Extract from the listing each line in which the word "鼠伤寒沙门氏杆菌回复突变试验" appears.

----

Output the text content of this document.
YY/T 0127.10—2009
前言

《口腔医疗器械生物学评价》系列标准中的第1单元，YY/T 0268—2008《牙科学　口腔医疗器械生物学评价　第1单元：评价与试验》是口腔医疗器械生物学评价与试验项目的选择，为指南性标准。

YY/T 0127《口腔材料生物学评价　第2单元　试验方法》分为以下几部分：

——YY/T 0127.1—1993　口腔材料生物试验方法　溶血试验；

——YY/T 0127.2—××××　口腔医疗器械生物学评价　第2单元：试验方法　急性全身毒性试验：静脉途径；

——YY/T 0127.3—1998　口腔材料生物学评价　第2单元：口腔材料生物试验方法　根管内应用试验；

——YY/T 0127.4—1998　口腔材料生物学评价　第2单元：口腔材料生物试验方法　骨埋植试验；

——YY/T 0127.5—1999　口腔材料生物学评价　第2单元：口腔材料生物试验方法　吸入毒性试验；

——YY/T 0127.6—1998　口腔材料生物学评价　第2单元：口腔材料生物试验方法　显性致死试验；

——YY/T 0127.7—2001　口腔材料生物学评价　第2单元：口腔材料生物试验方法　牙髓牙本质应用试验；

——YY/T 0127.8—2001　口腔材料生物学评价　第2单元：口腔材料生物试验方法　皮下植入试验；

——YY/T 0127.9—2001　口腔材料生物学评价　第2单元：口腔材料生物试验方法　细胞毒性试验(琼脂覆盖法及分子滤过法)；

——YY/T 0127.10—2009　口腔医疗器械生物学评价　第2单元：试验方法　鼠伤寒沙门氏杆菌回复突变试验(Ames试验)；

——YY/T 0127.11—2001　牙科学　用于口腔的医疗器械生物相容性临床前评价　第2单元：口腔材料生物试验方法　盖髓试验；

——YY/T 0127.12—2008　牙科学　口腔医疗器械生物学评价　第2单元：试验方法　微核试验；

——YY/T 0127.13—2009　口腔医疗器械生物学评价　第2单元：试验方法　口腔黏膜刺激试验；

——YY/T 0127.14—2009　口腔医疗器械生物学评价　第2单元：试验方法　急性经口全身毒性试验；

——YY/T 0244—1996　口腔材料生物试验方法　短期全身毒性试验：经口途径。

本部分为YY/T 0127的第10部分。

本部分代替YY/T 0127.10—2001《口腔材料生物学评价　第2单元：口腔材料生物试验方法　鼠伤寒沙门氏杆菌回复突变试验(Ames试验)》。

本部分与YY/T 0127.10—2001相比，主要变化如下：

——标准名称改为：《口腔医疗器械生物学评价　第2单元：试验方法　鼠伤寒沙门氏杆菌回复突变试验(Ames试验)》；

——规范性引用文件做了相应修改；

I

----

• **Final answer**
——YY/T 0127.10—2009　口腔医疗器械生物学评价　第2单元：试验方法　鼠伤寒沙门氏杆菌回复突变试验(Ames试验)；
本部分代替YY/T 0127.10—2001《口腔材料生物学评价　第2单元：口腔材料生物试验方法　鼠伤寒沙门氏杆菌回复突变试验(Ames试验)》。
——标准名称改为：《口腔医疗器械生物学评价　第2单元：试验方法　鼠伤寒沙门氏杆菌回复突变试验(Ames试验)》；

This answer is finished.